[start]

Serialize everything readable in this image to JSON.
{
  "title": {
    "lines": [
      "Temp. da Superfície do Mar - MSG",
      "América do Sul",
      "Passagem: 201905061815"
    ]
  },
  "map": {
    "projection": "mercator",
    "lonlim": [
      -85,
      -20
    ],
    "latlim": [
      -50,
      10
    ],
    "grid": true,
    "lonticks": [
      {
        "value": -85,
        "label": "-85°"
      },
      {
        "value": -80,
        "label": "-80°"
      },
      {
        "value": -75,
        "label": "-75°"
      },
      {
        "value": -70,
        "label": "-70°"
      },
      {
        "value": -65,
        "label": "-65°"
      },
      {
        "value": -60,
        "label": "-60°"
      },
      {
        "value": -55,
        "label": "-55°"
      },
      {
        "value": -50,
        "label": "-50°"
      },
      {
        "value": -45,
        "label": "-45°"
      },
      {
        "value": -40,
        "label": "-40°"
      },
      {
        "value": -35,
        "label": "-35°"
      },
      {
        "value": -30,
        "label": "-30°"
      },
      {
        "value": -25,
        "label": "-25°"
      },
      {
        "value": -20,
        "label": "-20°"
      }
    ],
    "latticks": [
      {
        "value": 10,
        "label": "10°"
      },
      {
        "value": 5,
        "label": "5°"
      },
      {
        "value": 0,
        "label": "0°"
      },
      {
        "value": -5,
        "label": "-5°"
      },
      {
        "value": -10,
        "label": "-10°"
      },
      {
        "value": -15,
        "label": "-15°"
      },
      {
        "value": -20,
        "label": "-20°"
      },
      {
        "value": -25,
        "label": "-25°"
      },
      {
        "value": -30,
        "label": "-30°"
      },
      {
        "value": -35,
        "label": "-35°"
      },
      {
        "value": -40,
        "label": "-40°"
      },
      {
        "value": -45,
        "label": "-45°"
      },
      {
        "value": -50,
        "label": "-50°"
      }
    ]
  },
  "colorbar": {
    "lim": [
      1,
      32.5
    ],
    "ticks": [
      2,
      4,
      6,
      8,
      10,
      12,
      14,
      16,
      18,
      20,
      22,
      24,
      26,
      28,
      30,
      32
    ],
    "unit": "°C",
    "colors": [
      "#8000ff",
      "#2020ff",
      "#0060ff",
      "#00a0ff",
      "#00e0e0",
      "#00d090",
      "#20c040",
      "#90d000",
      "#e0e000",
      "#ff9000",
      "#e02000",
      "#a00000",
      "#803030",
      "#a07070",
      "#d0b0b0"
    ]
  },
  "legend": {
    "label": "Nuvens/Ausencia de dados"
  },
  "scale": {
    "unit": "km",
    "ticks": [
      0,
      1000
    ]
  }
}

[end]

What is asked:
Output the data above exactly, please, line for line.

Result of this task:
Serialize everything readable in this image to JSON.
{
  "title": {
    "lines": [
      "Temp. da Superfície do Mar - MSG",
      "América do Sul",
      "Passagem: 201905061815"
    ]
  },
  "map": {
    "projection": "mercator",
    "lonlim": [
      -85,
      -20
    ],
    "latlim": [
      -50,
      10
    ],
    "grid": true,
    "lonticks": [
      {
        "value": -85,
        "label": "-85°"
      },
      {
        "value": -80,
        "label": "-80°"
      },
      {
        "value": -75,
        "label": "-75°"
      },
      {
        "value": -70,
        "label": "-70°"
      },
      {
        "value": -65,
        "label": "-65°"
      },
      {
        "value": -60,
        "label": "-60°"
      },
      {
        "value": -55,
        "label": "-55°"
      },
      {
        "value": -50,
        "label": "-50°"
      },
      {
        "value": -45,
        "label": "-45°"
      },
      {
        "value": -40,
        "label": "-40°"
      },
      {
        "value": -35,
        "label": "-35°"
      },
      {
        "value": -30,
        "label": "-30°"
      },
      {
        "value": -25,
        "label": "-25°"
      },
      {
        "value": -20,
        "label": "-20°"
      }
    ],
    "latticks": [
      {
        "value": 10,
        "label": "10°"
      },
      {
        "value": 5,
        "label": "5°"
      },
      {
        "value": 0,
        "label": "0°"
      },
      {
        "value": -5,
        "label": "-5°"
      },
      {
        "value": -10,
        "label": "-10°"
      },
      {
        "value": -15,
        "label": "-15°"
      },
      {
        "value": -20,
        "label": "-20°"
      },
      {
        "value": -25,
        "label": "-25°"
      },
      {
        "value": -30,
        "label": "-30°"
      },
      {
        "value": -35,
        "label": "-35°"
      },
      {
        "value": -40,
        "label": "-40°"
      },
      {
        "value": -45,
        "label": "-45°"
      },
      {
        "value": -50,
        "label": "-50°"
      }
    ]
  },
  "colorbar": {
    "lim": [
      1,
      32.5
    ],
    "ticks": [
      2,
      4,
      6,
      8,
      10,
      12,
      14,
      16,
      18,
      20,
      22,
      24,
      26,
      28,
      30,
      32
    ],
    "unit": "°C",
    "colors": [
      "#8000ff",
      "#2020ff",
      "#0060ff",
      "#00a0ff",
      "#00e0e0",
      "#00d090",
      "#20c040",
      "#90d000",
      "#e0e000",
      "#ff9000",
      "#e02000",
      "#a00000",
      "#803030",
      "#a07070",
      "#d0b0b0"
    ]
  },
  "legend": {
    "label": "Nuvens/Ausencia de dados"
  },
  "scale": {
    "unit": "km",
    "ticks": [
      0,
      1000
    ]
  }
}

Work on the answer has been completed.